# EXTRACTED DATA
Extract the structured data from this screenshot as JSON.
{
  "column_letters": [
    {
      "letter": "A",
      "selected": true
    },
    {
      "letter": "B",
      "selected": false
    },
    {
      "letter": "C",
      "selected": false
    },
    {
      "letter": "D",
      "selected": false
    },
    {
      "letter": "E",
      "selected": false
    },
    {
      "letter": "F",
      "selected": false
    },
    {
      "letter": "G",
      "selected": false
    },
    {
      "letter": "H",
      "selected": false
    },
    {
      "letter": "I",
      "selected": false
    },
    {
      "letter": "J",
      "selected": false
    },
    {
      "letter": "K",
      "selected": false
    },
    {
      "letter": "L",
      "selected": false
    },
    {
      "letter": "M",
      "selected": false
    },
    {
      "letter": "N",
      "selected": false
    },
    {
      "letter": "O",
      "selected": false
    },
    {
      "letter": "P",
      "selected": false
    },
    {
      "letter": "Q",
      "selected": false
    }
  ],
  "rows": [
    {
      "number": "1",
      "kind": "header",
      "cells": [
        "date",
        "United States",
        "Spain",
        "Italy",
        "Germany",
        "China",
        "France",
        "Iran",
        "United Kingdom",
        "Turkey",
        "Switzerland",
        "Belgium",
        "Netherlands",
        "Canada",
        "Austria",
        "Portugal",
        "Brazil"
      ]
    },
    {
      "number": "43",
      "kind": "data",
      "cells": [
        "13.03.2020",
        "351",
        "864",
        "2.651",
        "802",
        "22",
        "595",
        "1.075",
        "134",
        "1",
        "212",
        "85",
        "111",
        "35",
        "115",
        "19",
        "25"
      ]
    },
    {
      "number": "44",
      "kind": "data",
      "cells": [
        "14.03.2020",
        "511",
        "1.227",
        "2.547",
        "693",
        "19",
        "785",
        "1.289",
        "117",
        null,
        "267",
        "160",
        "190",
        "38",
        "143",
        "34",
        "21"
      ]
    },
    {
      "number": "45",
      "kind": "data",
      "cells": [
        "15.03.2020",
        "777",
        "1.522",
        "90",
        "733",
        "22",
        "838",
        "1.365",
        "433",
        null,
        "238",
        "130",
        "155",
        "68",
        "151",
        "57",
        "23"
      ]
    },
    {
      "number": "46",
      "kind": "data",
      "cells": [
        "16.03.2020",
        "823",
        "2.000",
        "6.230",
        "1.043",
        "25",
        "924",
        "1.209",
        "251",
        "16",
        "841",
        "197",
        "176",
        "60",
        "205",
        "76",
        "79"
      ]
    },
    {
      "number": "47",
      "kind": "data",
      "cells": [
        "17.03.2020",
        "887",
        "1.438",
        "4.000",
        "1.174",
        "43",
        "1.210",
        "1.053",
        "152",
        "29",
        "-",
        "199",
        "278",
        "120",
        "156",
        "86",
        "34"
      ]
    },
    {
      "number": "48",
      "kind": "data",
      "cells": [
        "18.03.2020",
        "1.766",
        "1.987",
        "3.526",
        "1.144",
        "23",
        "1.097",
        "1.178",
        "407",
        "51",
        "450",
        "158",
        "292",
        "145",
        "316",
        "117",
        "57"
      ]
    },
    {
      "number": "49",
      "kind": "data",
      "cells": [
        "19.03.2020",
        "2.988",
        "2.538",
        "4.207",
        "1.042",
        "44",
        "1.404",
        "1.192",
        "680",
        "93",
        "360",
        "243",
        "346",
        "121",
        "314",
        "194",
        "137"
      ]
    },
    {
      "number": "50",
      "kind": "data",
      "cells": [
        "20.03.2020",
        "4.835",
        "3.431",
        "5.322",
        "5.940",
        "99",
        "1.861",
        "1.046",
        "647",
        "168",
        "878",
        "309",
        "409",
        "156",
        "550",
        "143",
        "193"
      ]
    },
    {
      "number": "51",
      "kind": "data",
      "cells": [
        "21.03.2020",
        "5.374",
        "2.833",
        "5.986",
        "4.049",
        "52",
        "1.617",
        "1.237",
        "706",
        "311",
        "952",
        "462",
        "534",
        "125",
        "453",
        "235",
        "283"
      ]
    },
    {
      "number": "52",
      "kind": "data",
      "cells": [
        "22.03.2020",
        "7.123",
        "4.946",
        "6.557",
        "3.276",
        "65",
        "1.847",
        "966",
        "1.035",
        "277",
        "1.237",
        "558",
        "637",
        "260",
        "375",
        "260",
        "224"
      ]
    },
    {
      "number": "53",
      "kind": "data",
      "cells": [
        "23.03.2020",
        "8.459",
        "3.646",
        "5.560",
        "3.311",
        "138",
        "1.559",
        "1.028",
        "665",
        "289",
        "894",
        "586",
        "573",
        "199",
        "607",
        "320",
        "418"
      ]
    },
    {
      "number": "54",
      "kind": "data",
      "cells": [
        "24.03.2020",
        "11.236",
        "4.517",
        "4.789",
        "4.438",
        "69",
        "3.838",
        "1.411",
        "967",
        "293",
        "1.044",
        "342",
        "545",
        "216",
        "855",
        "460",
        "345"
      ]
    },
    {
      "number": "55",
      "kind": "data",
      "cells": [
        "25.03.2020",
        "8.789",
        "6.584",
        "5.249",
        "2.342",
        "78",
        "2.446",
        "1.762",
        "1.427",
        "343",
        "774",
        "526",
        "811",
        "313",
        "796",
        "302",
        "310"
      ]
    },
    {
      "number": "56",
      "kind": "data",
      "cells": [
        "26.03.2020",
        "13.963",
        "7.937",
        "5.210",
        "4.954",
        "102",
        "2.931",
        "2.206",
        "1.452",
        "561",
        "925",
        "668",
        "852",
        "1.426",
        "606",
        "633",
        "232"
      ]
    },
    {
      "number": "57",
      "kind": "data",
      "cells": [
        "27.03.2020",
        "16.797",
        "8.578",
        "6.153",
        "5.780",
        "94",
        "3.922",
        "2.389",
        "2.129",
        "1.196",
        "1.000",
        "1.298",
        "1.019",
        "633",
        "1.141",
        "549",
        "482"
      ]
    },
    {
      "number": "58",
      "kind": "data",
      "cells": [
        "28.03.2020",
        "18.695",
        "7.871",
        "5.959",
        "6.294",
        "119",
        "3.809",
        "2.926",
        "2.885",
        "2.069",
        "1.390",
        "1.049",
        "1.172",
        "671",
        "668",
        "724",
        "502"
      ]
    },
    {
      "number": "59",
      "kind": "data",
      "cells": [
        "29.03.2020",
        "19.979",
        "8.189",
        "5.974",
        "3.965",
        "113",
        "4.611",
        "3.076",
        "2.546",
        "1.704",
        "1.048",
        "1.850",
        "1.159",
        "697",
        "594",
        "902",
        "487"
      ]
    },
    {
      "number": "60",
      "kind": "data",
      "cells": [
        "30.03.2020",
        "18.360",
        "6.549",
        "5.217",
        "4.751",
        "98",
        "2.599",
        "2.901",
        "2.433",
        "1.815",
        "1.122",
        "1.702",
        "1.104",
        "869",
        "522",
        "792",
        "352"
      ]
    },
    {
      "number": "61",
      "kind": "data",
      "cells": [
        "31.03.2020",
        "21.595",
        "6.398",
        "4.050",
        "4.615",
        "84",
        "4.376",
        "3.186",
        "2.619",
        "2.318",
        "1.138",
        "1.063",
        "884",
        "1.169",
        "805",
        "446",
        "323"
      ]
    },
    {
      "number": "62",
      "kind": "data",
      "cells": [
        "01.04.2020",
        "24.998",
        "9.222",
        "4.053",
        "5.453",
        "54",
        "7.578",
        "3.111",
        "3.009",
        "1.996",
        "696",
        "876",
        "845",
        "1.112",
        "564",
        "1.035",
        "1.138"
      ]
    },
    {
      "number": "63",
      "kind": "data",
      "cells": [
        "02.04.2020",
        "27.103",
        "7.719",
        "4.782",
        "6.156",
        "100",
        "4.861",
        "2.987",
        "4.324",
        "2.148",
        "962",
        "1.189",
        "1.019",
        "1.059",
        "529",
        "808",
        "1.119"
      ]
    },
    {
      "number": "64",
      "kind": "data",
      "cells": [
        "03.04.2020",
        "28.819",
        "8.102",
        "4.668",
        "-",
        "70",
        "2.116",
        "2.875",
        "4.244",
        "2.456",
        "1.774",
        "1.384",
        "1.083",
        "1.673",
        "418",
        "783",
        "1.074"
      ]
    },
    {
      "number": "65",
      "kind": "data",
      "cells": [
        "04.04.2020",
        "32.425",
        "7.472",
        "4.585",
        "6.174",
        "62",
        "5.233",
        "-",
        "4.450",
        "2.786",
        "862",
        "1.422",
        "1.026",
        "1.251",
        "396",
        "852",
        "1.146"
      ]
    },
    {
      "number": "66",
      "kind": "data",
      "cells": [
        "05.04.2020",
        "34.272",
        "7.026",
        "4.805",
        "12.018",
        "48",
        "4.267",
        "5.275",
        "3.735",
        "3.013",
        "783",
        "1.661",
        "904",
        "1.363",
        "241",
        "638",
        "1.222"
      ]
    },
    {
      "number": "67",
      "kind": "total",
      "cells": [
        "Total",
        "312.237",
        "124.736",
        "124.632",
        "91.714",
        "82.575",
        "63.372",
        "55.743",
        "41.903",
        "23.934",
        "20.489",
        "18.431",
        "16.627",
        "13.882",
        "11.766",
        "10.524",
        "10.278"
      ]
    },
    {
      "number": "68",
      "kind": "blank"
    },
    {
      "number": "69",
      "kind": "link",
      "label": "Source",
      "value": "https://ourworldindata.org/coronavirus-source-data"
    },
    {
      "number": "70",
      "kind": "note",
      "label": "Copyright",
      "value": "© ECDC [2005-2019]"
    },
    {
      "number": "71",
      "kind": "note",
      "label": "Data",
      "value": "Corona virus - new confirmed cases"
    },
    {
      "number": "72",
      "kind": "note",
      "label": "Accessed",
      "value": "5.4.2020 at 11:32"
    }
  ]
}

# WORK ITEM
Lines with "label": find them in the data and copy each one.

# ANSWER FOR THIS EXERCISE
      "label": "Source",
      "label": "Copyright",
      "label": "Data",
      "label": "Accessed",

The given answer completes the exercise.